• Problem to solve: Reproduce word for word everything from the beginning of the material down to and including the line that contains "The inner wall 110 is at (838, 508).".

• Dataset entries:

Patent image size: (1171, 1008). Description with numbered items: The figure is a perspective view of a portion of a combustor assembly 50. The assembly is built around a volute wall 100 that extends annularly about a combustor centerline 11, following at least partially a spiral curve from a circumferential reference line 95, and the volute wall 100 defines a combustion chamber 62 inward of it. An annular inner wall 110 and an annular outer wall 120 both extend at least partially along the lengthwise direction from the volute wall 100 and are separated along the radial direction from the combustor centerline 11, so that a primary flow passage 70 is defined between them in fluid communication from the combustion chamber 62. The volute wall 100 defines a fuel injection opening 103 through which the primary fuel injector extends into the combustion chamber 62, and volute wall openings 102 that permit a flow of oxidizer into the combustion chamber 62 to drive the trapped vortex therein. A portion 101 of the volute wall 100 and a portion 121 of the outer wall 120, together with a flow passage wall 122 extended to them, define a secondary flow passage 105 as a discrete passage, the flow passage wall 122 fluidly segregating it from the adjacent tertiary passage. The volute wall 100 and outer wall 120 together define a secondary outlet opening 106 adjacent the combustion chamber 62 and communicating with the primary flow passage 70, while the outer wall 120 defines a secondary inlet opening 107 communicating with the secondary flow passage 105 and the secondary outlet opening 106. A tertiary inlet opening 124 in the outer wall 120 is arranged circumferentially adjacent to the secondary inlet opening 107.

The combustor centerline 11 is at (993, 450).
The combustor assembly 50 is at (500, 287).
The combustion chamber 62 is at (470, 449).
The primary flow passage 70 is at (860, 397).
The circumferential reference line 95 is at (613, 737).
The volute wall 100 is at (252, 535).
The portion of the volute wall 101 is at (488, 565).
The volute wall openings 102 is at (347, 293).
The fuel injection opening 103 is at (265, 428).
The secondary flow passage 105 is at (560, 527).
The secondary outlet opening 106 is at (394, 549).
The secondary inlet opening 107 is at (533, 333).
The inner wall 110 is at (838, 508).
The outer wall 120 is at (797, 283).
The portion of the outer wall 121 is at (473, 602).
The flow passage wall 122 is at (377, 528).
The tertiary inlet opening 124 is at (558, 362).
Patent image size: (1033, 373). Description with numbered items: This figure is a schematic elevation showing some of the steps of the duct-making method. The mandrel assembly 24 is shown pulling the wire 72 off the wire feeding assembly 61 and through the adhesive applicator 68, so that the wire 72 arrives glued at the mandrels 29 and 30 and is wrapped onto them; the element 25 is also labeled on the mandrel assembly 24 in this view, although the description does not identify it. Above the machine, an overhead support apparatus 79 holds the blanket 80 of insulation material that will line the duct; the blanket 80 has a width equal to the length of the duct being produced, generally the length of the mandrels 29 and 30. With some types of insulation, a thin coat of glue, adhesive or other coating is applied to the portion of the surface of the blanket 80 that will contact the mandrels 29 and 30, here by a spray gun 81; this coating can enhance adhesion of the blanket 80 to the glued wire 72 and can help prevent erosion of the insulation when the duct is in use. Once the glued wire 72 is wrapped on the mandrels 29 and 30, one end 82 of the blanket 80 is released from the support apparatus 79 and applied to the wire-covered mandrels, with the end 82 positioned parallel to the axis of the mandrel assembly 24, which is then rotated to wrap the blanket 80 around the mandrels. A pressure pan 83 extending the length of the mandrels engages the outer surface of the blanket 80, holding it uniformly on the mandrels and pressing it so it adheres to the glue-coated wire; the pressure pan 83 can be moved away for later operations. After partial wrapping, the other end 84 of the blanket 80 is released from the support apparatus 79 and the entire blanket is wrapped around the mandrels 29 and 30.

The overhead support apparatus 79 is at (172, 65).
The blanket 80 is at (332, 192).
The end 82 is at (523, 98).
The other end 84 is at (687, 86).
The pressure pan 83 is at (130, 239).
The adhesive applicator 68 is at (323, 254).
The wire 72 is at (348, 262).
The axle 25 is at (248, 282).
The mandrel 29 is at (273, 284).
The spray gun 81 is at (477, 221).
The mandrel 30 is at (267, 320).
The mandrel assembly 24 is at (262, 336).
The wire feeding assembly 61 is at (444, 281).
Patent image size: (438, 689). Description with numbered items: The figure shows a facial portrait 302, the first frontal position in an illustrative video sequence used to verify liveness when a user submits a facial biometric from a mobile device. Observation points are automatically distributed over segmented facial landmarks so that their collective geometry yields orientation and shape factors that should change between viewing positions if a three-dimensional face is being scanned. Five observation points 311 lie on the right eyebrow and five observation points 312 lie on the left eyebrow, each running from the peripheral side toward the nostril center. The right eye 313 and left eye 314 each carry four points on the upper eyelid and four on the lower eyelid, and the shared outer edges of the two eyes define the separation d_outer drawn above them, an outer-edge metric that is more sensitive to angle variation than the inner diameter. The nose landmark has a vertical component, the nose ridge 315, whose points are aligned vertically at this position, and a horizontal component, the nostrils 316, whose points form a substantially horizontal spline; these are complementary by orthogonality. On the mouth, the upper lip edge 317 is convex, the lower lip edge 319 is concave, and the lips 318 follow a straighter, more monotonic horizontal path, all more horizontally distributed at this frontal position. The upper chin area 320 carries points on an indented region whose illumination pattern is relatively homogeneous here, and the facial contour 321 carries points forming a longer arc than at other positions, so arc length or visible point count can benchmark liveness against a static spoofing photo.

• Problem solution:
Patent image size: (1171, 1008). Description with numbered items: The figure is a perspective view of a portion of a combustor assembly 50. The assembly is built around a volute wall 100 that extends annularly about a combustor centerline 11, following at least partially a spiral curve from a circumferential reference line 95, and the volute wall 100 defines a combustion chamber 62 inward of it. An annular inner wall 110 and an annular outer wall 120 both extend at least partially along the lengthwise direction from the volute wall 100 and are separated along the radial direction from the combustor centerline 11, so that a primary flow passage 70 is defined between them in fluid communication from the combustion chamber 62. The volute wall 100 defines a fuel injection opening 103 through which the primary fuel injector extends into the combustion chamber 62, and volute wall openings 102 that permit a flow of oxidizer into the combustion chamber 62 to drive the trapped vortex therein. A portion 101 of the volute wall 100 and a portion 121 of the outer wall 120, together with a flow passage wall 122 extended to them, define a secondary flow passage 105 as a discrete passage, the flow passage wall 122 fluidly segregating it from the adjacent tertiary passage. The volute wall 100 and outer wall 120 together define a secondary outlet opening 106 adjacent the combustion chamber 62 and communicating with the primary flow passage 70, while the outer wall 120 defines a secondary inlet opening 107 communicating with the secondary flow passage 105 and the secondary outlet opening 106. A tertiary inlet opening 124 in the outer wall 120 is arranged circumferentially adjacent to the secondary inlet opening 107.

The combustor centerline 11 is at (993, 450).
The combustor assembly 50 is at (500, 287).
The combustion chamber 62 is at (470, 449).
The primary flow passage 70 is at (860, 397).
The circumferential reference line 95 is at (613, 737).
The volute wall 100 is at (252, 535).
The portion of the volute wall 101 is at (488, 565).
The volute wall openings 102 is at (347, 293).
The fuel injection opening 103 is at (265, 428).
The secondary flow passage 105 is at (560, 527).
The secondary outlet opening 106 is at (394, 549).
The secondary inlet opening 107 is at (533, 333).
The inner wall 110 is at (838, 508).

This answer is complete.